- Exercise requirements -
Gather the lines below that include the string "المؤسسة", copying each in full.

Stored records:
-- start --

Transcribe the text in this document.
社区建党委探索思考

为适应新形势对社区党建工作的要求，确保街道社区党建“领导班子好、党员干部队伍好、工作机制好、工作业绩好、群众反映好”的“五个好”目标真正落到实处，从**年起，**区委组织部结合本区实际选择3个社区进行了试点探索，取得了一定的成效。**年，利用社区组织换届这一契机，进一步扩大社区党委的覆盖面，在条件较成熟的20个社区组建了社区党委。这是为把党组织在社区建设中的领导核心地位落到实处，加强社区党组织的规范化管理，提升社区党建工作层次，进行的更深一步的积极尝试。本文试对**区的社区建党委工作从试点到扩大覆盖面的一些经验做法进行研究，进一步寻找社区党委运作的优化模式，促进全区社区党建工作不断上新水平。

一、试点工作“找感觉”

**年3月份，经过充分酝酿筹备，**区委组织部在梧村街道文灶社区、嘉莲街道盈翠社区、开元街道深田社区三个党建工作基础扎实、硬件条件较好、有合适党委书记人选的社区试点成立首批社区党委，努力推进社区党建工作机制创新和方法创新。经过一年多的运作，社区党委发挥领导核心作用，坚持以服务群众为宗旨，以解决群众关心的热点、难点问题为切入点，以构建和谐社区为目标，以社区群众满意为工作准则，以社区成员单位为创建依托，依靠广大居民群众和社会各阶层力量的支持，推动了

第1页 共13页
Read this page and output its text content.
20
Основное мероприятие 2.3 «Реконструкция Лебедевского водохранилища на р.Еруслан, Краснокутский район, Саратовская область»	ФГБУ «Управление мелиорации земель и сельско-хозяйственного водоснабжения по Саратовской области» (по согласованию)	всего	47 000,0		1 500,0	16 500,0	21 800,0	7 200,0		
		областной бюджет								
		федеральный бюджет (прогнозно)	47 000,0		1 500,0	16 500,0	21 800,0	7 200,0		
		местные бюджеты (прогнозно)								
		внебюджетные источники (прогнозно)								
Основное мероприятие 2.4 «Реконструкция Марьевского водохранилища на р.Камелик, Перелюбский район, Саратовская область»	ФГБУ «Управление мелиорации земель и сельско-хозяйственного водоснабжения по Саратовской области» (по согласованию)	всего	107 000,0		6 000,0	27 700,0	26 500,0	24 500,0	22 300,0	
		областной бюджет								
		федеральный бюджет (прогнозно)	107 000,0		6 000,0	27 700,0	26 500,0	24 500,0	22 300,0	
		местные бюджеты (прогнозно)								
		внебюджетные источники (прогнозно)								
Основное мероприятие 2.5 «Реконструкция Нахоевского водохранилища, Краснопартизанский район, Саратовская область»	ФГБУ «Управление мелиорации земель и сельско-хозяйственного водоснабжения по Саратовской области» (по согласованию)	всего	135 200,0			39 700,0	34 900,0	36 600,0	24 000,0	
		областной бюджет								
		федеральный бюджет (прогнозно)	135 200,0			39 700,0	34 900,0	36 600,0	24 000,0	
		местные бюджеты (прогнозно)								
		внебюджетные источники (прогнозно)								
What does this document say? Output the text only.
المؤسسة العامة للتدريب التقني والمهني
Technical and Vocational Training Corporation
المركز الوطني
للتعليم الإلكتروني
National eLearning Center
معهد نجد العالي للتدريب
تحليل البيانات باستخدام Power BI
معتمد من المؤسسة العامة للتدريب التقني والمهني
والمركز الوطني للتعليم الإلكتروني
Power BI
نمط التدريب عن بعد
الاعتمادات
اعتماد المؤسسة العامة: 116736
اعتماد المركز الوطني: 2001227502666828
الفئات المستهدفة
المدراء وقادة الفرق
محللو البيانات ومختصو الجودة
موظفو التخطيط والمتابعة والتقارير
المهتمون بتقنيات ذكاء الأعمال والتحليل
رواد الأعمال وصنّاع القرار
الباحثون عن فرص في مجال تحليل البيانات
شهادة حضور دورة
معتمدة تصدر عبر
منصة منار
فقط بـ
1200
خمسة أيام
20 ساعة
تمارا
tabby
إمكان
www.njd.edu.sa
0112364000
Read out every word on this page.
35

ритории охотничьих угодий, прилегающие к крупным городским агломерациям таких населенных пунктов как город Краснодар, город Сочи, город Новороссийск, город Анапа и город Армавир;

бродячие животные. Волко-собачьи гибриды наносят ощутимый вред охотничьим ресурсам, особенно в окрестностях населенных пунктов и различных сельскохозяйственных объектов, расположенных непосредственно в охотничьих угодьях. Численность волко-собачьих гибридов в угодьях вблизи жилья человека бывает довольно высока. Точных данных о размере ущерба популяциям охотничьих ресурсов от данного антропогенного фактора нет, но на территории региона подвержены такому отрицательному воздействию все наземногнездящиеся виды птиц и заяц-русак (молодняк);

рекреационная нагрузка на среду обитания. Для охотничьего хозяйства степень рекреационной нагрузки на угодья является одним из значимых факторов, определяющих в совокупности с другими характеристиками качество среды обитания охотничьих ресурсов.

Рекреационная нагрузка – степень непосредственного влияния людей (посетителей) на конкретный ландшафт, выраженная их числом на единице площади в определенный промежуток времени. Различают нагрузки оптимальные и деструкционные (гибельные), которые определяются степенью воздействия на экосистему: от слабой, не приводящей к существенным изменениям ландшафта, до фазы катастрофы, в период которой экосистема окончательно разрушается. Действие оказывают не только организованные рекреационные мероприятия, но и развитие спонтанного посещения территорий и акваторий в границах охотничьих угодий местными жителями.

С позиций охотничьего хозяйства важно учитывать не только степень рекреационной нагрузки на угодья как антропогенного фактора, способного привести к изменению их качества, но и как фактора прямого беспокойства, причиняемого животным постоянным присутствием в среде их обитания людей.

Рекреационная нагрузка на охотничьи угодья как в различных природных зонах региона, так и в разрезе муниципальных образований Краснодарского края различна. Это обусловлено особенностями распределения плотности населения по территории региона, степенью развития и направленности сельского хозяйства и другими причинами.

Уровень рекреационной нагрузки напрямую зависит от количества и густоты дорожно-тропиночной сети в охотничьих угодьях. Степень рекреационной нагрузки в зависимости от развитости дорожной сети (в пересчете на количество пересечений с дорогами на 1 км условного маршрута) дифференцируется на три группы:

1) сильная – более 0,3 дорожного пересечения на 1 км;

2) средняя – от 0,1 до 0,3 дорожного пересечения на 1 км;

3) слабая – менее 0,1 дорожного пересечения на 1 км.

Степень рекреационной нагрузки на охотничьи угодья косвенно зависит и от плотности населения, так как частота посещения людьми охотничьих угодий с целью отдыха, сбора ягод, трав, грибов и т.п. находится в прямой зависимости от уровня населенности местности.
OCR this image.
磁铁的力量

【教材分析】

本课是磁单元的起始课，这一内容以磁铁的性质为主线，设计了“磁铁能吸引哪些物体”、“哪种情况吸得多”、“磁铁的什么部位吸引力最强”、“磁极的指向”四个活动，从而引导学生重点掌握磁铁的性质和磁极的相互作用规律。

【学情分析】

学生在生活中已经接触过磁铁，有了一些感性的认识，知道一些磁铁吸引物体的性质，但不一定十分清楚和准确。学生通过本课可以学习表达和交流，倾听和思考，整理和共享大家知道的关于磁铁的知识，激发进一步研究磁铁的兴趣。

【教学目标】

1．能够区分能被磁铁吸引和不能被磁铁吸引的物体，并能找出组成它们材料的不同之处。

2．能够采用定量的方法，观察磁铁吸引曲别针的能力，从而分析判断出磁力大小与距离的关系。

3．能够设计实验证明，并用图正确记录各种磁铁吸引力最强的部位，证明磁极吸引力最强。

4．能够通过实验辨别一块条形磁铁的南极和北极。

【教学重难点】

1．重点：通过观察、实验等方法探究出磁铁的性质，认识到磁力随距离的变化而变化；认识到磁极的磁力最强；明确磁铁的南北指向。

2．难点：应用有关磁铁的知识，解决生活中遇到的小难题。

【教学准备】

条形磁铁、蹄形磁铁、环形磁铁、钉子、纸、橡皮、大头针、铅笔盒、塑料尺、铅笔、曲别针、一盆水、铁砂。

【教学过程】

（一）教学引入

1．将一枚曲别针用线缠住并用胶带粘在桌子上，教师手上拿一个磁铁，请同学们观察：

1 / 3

-- end --

- Task response -
المؤسسة العامة للتدريب التقني والمهني
معتمد من المؤسسة العامة للتدريب التقني والمهني
اعتماد المؤسسة العامة: 116736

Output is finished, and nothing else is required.